▸ Information given:
____

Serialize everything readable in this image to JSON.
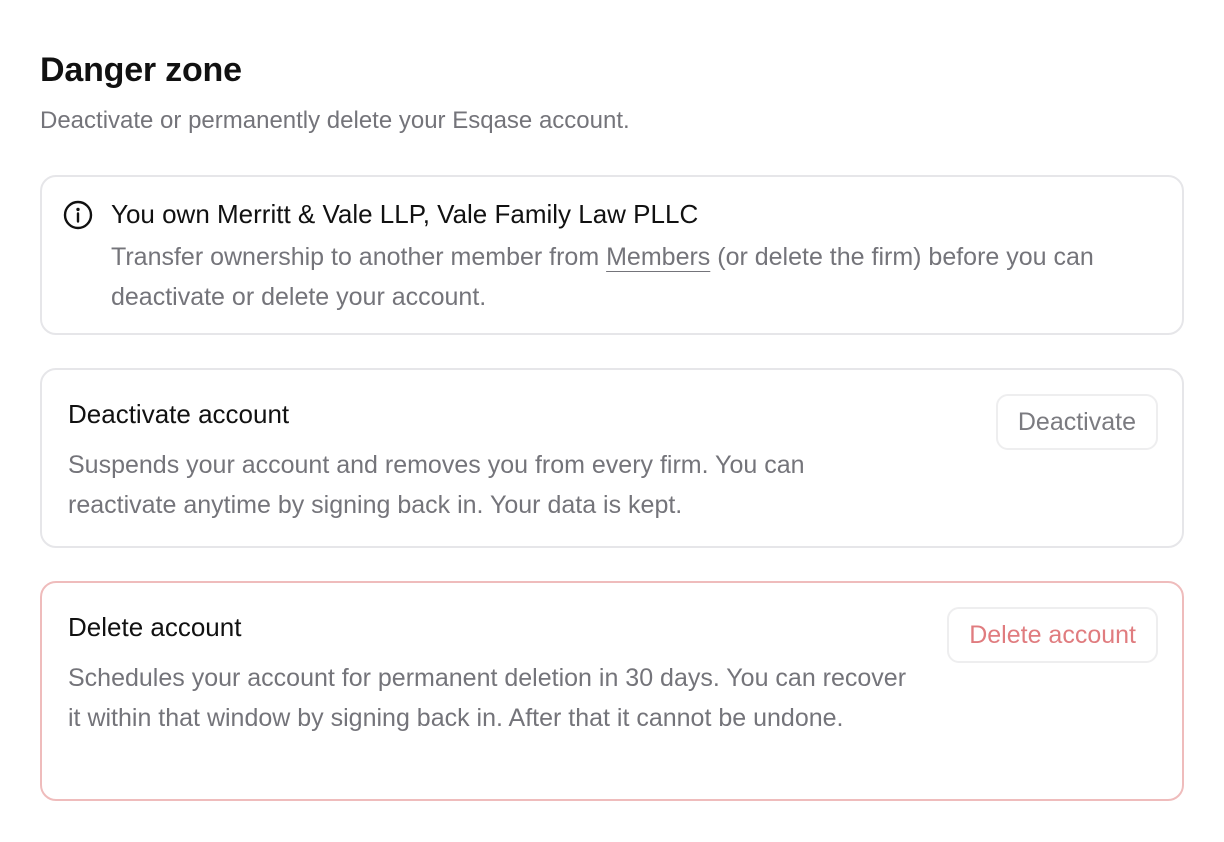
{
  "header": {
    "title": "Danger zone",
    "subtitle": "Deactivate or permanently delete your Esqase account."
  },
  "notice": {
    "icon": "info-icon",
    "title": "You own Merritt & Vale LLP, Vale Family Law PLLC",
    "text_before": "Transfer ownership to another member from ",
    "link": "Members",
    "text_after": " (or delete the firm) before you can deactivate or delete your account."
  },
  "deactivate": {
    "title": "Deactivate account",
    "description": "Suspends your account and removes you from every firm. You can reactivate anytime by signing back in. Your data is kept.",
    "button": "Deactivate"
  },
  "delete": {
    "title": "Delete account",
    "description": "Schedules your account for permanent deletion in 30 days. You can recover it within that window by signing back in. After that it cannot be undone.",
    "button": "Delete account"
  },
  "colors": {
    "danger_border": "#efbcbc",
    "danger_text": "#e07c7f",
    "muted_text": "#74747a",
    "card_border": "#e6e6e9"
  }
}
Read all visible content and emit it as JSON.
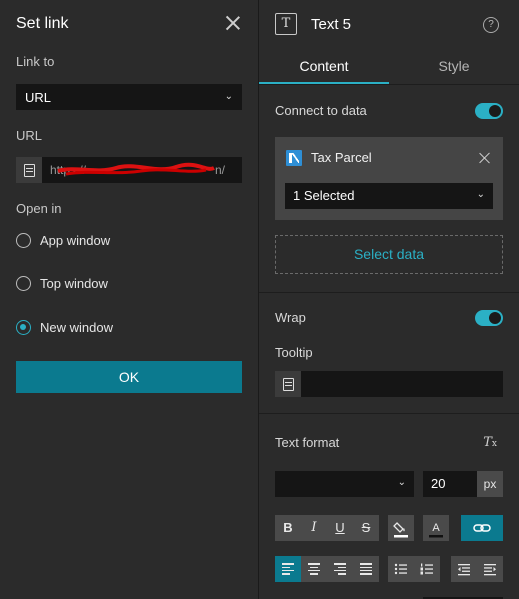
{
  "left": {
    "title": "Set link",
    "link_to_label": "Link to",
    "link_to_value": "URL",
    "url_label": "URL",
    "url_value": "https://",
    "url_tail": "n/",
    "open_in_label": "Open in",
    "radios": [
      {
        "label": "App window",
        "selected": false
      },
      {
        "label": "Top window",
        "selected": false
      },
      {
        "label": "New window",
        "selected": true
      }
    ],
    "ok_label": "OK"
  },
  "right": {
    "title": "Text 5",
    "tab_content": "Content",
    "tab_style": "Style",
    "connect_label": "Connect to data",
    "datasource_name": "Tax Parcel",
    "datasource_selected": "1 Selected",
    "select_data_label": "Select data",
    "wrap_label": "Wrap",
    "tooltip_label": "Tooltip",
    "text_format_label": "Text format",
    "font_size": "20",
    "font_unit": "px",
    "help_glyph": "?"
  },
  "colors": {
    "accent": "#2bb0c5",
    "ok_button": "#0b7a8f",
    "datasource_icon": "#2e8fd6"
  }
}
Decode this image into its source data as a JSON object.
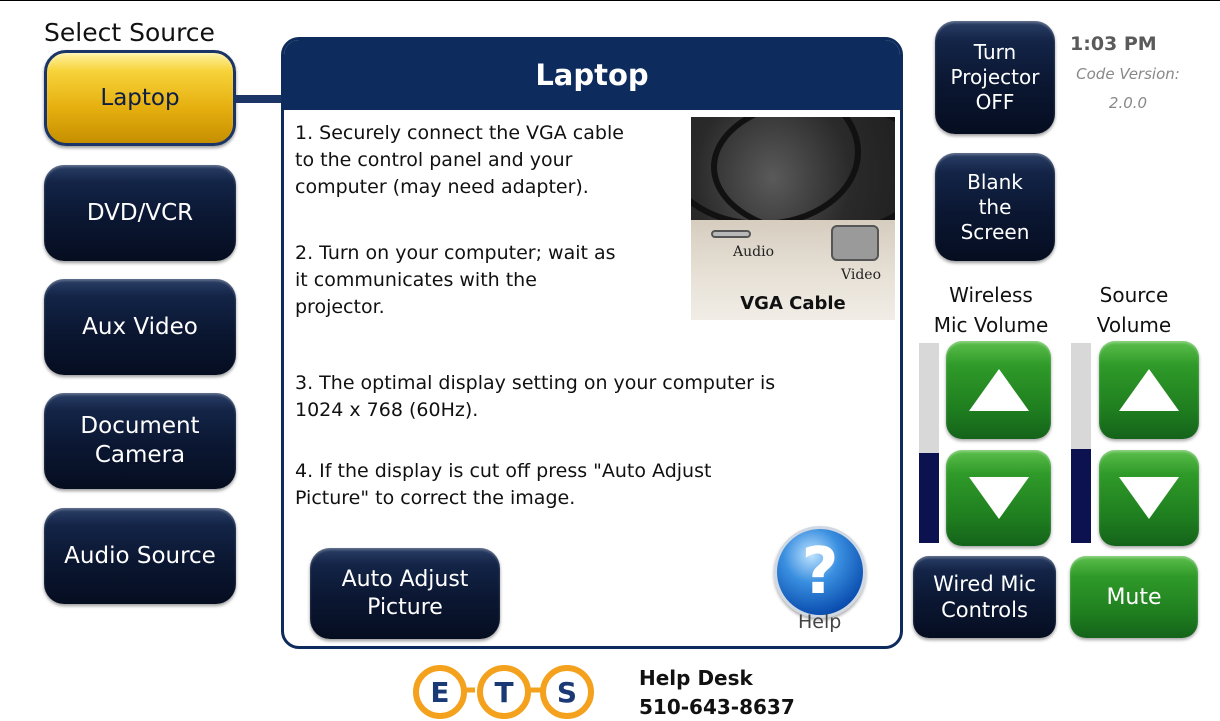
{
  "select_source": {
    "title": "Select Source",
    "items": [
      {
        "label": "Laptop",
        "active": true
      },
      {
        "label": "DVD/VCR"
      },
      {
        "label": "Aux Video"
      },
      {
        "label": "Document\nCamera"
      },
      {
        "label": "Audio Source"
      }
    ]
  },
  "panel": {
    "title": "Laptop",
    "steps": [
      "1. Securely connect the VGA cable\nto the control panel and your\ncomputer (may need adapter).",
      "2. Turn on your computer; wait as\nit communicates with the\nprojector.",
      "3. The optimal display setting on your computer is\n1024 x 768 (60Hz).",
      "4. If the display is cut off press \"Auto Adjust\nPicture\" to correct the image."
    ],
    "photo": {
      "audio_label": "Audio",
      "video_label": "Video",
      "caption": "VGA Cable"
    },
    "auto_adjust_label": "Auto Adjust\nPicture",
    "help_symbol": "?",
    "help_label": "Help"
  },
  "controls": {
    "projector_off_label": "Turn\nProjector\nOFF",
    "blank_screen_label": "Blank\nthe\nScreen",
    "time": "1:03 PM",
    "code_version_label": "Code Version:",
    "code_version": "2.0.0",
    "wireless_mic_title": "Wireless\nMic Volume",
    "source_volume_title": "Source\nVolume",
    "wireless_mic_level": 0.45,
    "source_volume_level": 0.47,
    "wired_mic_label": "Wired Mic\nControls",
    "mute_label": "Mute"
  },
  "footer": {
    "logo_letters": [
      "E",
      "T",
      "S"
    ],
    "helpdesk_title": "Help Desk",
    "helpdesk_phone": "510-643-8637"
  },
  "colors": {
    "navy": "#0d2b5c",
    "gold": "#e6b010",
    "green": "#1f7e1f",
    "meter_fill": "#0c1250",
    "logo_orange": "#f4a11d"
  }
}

____

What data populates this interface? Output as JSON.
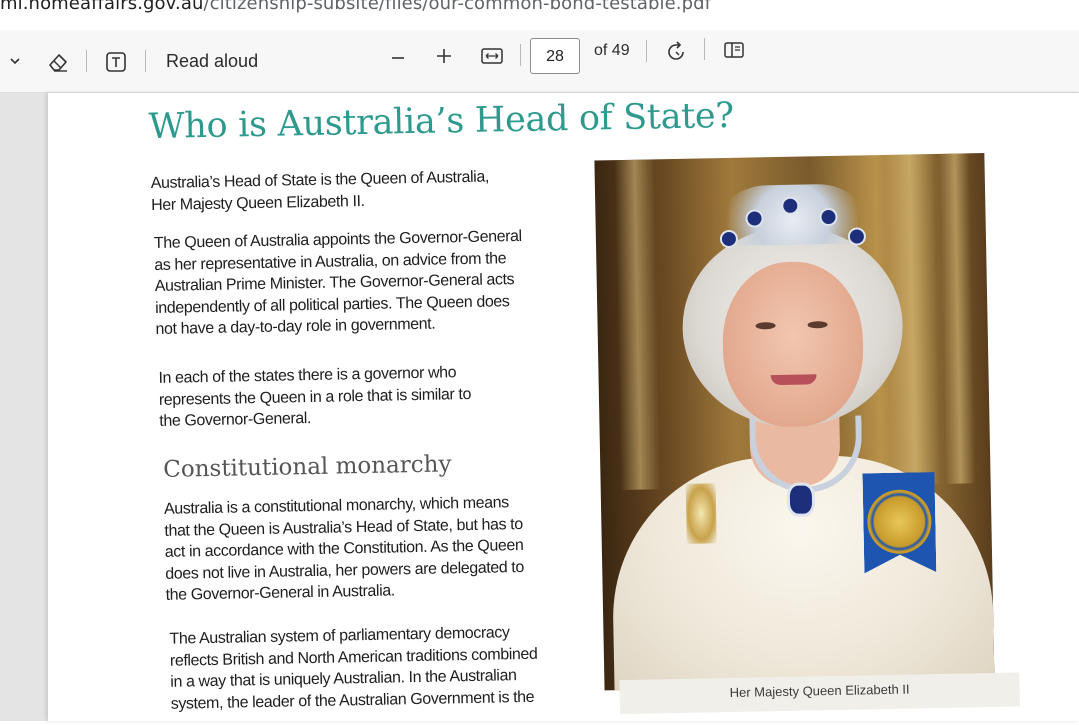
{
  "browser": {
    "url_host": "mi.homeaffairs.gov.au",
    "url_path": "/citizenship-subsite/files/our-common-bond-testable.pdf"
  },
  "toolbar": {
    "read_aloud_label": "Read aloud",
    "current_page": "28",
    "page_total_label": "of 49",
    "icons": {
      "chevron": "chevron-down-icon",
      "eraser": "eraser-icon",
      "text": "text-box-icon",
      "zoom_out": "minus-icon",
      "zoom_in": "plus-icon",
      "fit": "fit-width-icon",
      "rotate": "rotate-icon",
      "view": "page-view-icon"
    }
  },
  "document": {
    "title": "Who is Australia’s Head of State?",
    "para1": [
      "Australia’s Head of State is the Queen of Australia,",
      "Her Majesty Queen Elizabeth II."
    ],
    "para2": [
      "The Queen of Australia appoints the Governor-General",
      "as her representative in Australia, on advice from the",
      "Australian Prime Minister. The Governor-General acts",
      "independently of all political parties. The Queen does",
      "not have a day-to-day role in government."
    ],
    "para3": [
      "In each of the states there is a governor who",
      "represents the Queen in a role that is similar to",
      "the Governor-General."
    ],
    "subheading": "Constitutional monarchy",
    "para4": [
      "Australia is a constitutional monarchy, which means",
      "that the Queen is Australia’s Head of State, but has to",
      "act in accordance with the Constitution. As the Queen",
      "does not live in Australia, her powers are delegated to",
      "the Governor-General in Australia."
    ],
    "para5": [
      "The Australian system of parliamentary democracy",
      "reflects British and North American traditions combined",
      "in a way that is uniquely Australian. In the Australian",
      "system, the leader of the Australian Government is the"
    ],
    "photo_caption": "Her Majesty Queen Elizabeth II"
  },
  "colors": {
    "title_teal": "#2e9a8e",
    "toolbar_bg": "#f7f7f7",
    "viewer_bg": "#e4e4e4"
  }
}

____

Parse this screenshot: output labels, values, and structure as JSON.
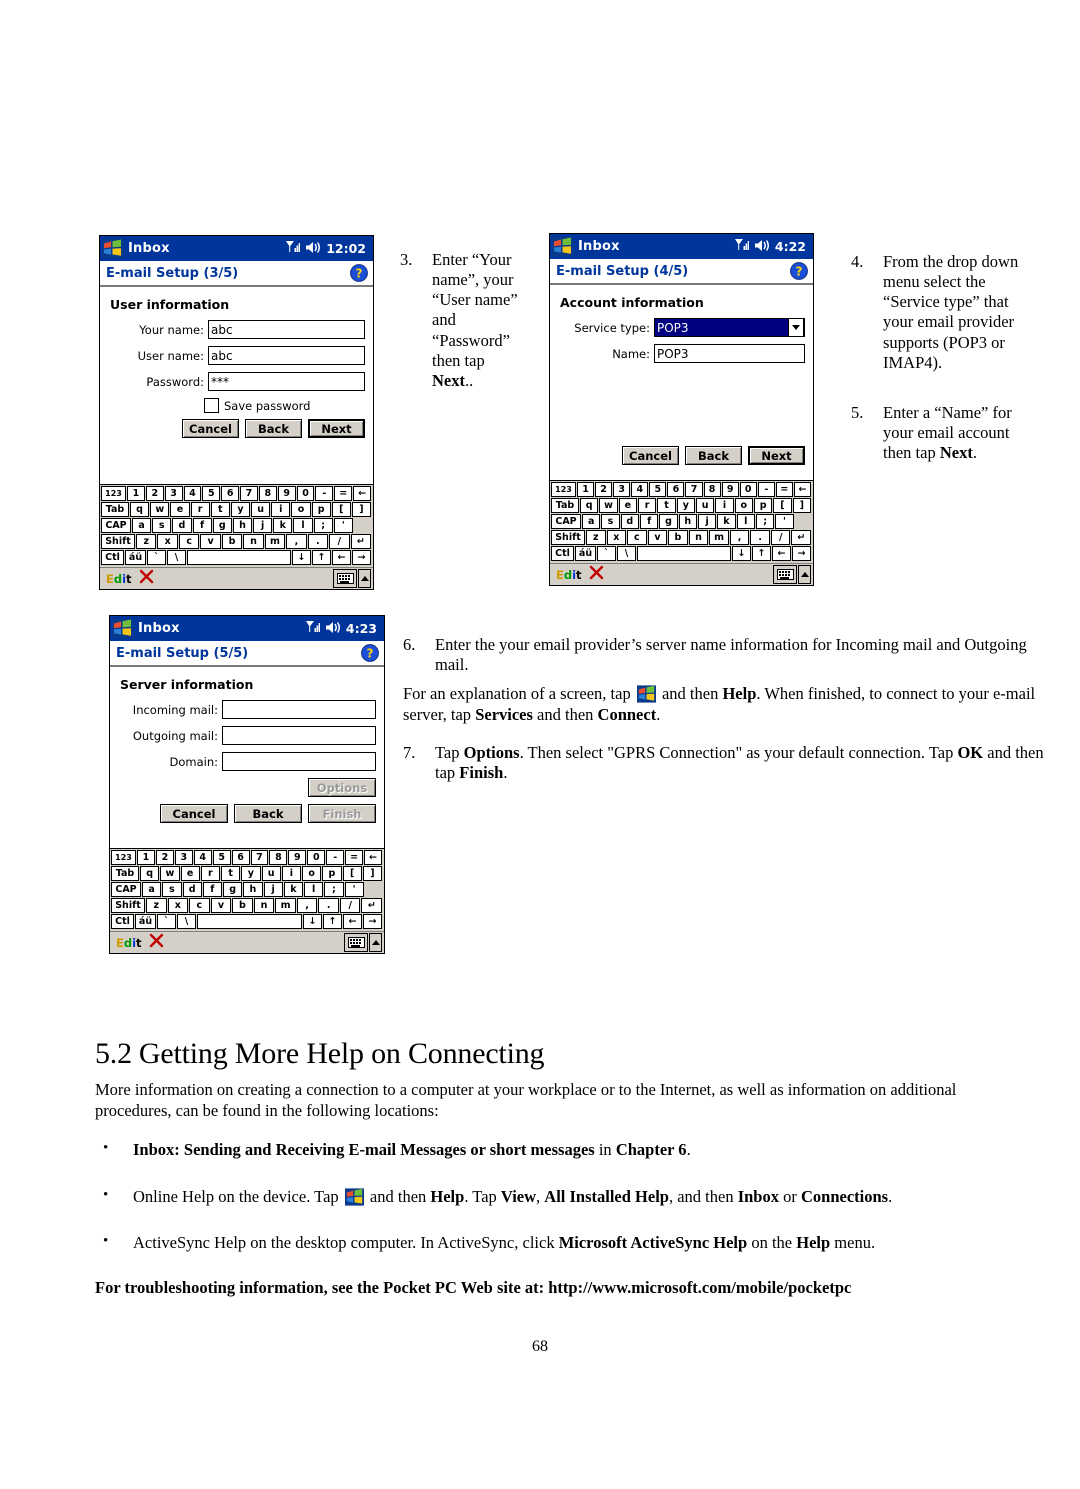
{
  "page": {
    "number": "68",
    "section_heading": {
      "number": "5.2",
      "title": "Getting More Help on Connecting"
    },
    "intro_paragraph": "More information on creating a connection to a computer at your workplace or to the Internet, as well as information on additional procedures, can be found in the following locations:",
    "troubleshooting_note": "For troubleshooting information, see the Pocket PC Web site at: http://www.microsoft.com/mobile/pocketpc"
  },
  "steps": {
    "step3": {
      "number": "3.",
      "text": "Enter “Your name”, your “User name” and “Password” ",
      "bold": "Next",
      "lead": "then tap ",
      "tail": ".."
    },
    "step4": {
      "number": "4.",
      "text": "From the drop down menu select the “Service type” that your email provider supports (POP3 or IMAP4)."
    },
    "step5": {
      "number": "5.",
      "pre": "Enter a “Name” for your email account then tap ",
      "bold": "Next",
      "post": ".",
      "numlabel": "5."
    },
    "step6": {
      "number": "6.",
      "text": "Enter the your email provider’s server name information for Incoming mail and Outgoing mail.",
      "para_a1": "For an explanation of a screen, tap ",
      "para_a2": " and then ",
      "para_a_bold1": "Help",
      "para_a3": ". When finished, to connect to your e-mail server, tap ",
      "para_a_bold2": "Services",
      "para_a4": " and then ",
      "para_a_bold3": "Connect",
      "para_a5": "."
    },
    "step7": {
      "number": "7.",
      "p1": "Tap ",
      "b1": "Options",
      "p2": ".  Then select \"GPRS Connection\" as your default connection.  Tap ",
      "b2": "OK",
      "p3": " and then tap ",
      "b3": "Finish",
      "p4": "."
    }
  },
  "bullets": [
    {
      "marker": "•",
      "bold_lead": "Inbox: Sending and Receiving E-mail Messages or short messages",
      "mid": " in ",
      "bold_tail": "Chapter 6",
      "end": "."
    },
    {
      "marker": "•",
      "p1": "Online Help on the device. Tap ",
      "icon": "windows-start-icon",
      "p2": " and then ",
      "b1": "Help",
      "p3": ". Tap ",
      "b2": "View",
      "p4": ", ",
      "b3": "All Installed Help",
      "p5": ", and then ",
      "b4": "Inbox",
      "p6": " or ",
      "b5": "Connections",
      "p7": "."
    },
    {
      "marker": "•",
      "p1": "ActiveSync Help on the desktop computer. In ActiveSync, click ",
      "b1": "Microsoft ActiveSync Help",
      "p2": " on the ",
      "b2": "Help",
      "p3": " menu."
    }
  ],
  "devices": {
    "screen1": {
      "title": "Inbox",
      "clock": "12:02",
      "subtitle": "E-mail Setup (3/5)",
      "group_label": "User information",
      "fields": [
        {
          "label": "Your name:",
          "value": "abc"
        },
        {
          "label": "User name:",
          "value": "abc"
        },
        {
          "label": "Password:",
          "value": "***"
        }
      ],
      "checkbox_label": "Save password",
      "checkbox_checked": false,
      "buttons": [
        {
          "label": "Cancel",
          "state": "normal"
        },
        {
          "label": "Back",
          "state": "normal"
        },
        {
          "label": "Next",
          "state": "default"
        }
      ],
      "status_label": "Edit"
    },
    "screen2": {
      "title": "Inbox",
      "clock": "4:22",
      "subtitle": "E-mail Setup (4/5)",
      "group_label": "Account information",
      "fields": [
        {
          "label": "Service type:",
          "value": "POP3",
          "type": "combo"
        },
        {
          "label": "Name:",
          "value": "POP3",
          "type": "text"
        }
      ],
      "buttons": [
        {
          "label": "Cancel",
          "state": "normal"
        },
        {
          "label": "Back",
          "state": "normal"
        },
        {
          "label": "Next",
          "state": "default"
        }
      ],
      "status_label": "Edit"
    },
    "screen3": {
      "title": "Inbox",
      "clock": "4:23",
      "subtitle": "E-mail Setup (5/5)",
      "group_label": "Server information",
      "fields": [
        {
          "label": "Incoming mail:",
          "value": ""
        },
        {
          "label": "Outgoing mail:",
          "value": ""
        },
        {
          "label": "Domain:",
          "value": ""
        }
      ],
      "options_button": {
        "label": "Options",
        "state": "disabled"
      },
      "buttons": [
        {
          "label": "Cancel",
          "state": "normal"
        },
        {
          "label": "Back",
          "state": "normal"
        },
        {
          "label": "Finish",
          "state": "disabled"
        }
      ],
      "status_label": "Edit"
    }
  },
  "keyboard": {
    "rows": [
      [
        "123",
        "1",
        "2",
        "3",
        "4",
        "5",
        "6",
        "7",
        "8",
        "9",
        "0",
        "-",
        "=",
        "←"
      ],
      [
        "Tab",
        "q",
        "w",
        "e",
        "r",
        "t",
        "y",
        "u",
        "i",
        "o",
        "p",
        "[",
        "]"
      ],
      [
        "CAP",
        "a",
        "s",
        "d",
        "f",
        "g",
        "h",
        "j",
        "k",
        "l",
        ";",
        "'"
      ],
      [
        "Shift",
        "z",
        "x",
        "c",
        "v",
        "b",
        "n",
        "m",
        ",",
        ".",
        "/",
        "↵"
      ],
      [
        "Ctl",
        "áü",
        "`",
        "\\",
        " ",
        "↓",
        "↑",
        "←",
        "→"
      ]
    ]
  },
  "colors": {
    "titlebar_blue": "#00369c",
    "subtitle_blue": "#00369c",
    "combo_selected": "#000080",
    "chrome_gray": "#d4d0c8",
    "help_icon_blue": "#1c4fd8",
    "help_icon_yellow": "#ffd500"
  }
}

____

▸ Objective:
Filter the entries down to the lines containing "Adjust". Copy each of those lines.

▸ Worked answer:
      "4. If the display is cut off press \"Auto Adjust\nPicture\" to correct the image."
    "auto_adjust_label": "Auto Adjust\nPicture",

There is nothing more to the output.